■ TEXT PASSAGE:
----------------

IN THE DISTRICT COURT OF APPEAL
FIRST DISTRICT, STATE OF FLORIDA
NATHANIEL BROWN, NOT FINAL UNTIL TIME EXPIRES TO
FILE MOTION FOR REHEARING AND
Appellant, DISPOSITION THEREOF IF FILED
v. CASE NO. 1D16-4480
JULIE L. JONES, SECRETARY,
FLORIDA DEPARTMENT OF
CORRECTIONS,
Appellee.
_____________________________/
Opinion filed July 11, 2017.
An appeal from the Circuit Court for Leon County.
James O. Shelfer, Judge.
Nathaniel Brown, pro se, Appellant.
Pamela Jo Bondi, Attorney General, and Holly N. Simcox, Assistant Attorney
General, Tallahassee, for Appellee.
ORDER IMPOSING SANCTIONS
PER CURIAM.

----------------

■ DATASET EXCERPTS:
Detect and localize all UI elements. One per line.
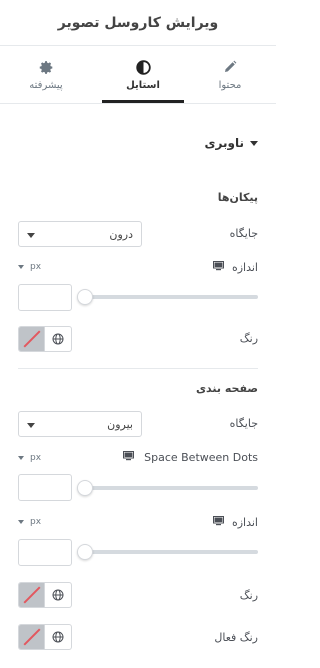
arrows-size-input[interactable] (18, 284, 72, 311)
half-circle-contrast-icon (135, 58, 151, 76)
globe-icon[interactable] (45, 327, 71, 351)
tab-content[interactable]: محتوا (184, 46, 276, 103)
dots-spacing-label-row: Space Between Dots (123, 451, 258, 464)
arrows-color-label: رنگ (239, 332, 258, 345)
dots-spacing-slider-track[interactable] (84, 486, 258, 490)
chevron-down-icon (27, 418, 35, 431)
tab-content-label: محتوا (218, 80, 242, 91)
desktop-monitor-icon[interactable] (212, 516, 224, 529)
arrows-position-select[interactable]: درون (18, 221, 142, 247)
dots-spacing-unit-select[interactable]: px (18, 453, 41, 463)
desktop-monitor-icon[interactable] (212, 261, 224, 274)
pagination-size-unit: px (30, 517, 42, 527)
arrows-size-unit: px (30, 262, 42, 272)
pagination-size-slider-handle[interactable] (77, 544, 93, 560)
unit-caret-icon (18, 453, 24, 463)
dots-spacing-slider-handle[interactable] (77, 480, 93, 496)
arrows-size-slider-handle[interactable] (77, 289, 93, 305)
pagination-active-color-label: رنگ فعال (214, 631, 258, 644)
tab-style-label: استایل (126, 80, 160, 91)
globe-icon[interactable] (45, 583, 71, 607)
pagination-color-control[interactable] (18, 582, 72, 608)
pagination-position-select[interactable]: بیرون (18, 411, 142, 437)
chevron-down-icon (27, 228, 35, 241)
arrows-size-slider-track[interactable] (84, 295, 258, 299)
arrows-size-label-row: اندازه (212, 261, 258, 274)
pagination-size-input[interactable] (18, 539, 72, 566)
arrows-heading: پیکان‌ها (217, 191, 258, 204)
gear-icon (39, 58, 54, 76)
tab-bar: محتوا استایل پیشرفته (0, 46, 276, 104)
arrows-position-label: جایگاه (229, 227, 258, 240)
tab-style[interactable]: استایل (97, 46, 189, 103)
pagination-position-label: جایگاه (229, 417, 258, 430)
pagination-color-swatch[interactable] (19, 583, 46, 607)
arrows-color-control[interactable] (18, 326, 72, 352)
dots-spacing-input[interactable] (18, 474, 72, 501)
pagination-active-color-control[interactable] (18, 624, 72, 650)
pencil-icon (223, 58, 237, 76)
pagination-position-value: بیرون (107, 417, 133, 431)
section-title: ناوبری (204, 136, 244, 150)
panel-title: ویرایش کاروسل تصویر (57, 14, 219, 31)
pagination-heading: صفحه بندی (195, 382, 258, 395)
pagination-active-color-swatch[interactable] (19, 625, 46, 649)
section-navigation-toggle[interactable]: ناوبری (205, 136, 258, 150)
pagination-size-unit-select[interactable]: px (18, 517, 41, 527)
unit-caret-icon (18, 262, 24, 272)
caret-down-icon (250, 137, 258, 150)
pagination-size-slider-track[interactable] (84, 550, 258, 554)
tab-advanced[interactable]: پیشرفته (0, 46, 92, 103)
panel-header: ویرایش کاروسل تصویر (0, 0, 276, 46)
group-divider (18, 368, 258, 369)
arrows-color-swatch[interactable] (19, 327, 46, 351)
globe-icon[interactable] (45, 625, 71, 649)
pagination-color-label: رنگ (239, 589, 258, 602)
dots-spacing-unit: px (30, 453, 42, 463)
desktop-monitor-icon[interactable] (123, 451, 135, 464)
unit-caret-icon (18, 517, 24, 527)
tab-advanced-label: پیشرفته (29, 80, 63, 91)
arrows-size-unit-select[interactable]: px (18, 262, 41, 272)
arrows-position-value: درون (109, 227, 133, 241)
dots-spacing-label: Space Between Dots (144, 451, 258, 464)
pagination-size-label-row: اندازه (212, 516, 258, 529)
pagination-size-label: اندازه (231, 516, 258, 529)
arrows-size-label: اندازه (231, 261, 258, 274)
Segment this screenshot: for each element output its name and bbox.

----------------

■ PROBLEMS:
1. According to the court opinion, on what date was the opinion filed?
2. Express the stretch of the records from the line containing "arrows-size-input[interactable] (18, 284, 72, 311)" through the line containing "chevron-down-icon (27, 418, 35, 431)" as a JSON list of strings, one string per line.

■ RESPONSES TO THE EXERCISE:
1. July 11, 2017.

2.
[
  "arrows-size-input[interactable] (18, 284, 72, 311)",
  "half-circle-contrast-icon (135, 58, 151, 76)",
  "globe-icon[interactable] (45, 327, 71, 351)",
  "tab-content[interactable]: محتوا (184, 46, 276, 103)",
  "dots-spacing-label-row: Space Between Dots (123, 451, 258, 464)",
  "arrows-color-label: رنگ (239, 332, 258, 345)",
  "dots-spacing-slider-track[interactable] (84, 486, 258, 490)",
  "chevron-down-icon (27, 418, 35, 431)"
]